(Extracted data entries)

-----

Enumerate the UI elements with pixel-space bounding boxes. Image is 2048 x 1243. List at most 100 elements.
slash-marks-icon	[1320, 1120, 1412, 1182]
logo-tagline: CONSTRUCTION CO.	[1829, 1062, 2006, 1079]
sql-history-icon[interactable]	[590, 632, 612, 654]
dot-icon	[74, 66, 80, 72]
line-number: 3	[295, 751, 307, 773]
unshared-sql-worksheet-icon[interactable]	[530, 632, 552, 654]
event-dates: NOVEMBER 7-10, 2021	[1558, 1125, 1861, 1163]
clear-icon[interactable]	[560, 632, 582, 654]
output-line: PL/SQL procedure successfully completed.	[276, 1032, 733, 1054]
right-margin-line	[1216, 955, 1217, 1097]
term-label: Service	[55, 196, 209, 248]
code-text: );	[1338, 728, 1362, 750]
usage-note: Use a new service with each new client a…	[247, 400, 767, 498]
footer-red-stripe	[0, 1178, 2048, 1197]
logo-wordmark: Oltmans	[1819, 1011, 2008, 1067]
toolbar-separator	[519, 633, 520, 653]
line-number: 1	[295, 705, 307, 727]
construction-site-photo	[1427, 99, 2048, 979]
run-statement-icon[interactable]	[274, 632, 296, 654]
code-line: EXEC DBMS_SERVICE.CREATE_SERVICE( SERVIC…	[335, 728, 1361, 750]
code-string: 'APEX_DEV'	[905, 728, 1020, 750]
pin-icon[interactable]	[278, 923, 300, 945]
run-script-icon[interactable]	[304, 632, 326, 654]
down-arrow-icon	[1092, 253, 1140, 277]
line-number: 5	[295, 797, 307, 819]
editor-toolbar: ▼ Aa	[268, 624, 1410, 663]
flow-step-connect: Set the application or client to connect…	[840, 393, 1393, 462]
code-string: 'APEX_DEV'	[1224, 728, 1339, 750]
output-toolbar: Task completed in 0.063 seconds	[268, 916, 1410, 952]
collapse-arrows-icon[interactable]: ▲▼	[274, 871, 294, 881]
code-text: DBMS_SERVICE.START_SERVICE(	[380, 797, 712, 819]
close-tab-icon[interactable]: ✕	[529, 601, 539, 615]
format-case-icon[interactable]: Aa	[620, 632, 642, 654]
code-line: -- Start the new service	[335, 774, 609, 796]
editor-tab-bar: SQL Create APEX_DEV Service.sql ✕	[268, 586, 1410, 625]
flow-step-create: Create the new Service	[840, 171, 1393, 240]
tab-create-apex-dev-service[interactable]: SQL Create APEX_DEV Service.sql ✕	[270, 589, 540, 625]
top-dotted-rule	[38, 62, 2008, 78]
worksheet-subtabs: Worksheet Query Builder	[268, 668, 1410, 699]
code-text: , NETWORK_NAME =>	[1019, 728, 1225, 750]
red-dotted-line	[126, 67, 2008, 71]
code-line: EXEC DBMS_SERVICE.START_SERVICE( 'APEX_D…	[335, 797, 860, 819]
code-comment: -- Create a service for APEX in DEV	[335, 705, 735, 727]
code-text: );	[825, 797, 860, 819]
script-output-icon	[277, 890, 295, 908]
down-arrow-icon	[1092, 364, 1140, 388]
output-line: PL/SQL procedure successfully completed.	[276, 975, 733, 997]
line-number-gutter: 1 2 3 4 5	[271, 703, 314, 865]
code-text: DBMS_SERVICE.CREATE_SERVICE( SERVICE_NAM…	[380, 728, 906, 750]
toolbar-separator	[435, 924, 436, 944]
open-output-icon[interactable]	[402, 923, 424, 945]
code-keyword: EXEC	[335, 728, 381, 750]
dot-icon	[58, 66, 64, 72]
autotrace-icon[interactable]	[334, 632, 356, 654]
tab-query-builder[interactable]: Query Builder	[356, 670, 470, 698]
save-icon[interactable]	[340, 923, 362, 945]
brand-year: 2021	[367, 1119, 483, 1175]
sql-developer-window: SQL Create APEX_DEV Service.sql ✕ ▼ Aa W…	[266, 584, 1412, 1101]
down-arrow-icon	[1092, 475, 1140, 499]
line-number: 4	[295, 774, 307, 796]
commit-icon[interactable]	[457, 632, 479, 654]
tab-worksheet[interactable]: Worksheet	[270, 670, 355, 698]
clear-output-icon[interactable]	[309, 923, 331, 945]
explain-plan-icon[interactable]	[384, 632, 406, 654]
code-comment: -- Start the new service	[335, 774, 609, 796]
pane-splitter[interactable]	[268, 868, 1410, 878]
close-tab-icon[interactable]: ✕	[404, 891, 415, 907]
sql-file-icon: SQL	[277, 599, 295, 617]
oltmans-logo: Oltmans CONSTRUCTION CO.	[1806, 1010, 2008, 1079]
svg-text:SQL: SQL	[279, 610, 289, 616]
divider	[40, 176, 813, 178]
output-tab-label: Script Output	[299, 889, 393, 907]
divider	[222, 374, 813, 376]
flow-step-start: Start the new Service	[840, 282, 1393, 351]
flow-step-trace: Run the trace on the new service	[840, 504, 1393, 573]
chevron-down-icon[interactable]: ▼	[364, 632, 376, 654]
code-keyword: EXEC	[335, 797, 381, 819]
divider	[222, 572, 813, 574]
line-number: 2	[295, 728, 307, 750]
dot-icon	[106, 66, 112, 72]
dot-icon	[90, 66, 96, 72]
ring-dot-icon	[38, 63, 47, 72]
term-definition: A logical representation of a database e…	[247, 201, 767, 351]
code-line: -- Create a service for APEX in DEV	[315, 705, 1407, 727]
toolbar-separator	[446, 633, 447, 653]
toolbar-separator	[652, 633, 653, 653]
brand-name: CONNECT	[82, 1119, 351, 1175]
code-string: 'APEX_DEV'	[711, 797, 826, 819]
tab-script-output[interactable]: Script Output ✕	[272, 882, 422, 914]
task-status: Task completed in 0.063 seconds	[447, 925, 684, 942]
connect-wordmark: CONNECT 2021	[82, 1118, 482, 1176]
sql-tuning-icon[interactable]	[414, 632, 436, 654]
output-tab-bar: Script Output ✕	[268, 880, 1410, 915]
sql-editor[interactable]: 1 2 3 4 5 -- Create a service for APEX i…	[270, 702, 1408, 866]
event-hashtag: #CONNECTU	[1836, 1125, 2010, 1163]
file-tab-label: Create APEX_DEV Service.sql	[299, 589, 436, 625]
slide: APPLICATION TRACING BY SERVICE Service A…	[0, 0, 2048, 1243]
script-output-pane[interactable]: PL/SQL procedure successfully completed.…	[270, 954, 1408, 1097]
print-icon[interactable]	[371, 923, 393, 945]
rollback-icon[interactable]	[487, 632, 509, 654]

-----

(GIVEN REQUEST): Rewrite the data as a numbered list, starting with the first line and going on through the line that contains "632, 552, 654]", both included. Leave out any blank lines.

(CORRECT OUTPUT):
1. Enumerate the UI elements with pixel-space bounding boxes. Image is 2048 x 1243. List at most 100 elements.
2. slash-marks-icon	[1320, 1120, 1412, 1182]
3. logo-tagline: CONSTRUCTION CO.	[1829, 1062, 2006, 1079]
4. sql-history-icon[interactable]	[590, 632, 612, 654]
5. dot-icon	[74, 66, 80, 72]
6. line-number: 3	[295, 751, 307, 773]
7. unshared-sql-worksheet-icon[interactable]	[530, 632, 552, 654]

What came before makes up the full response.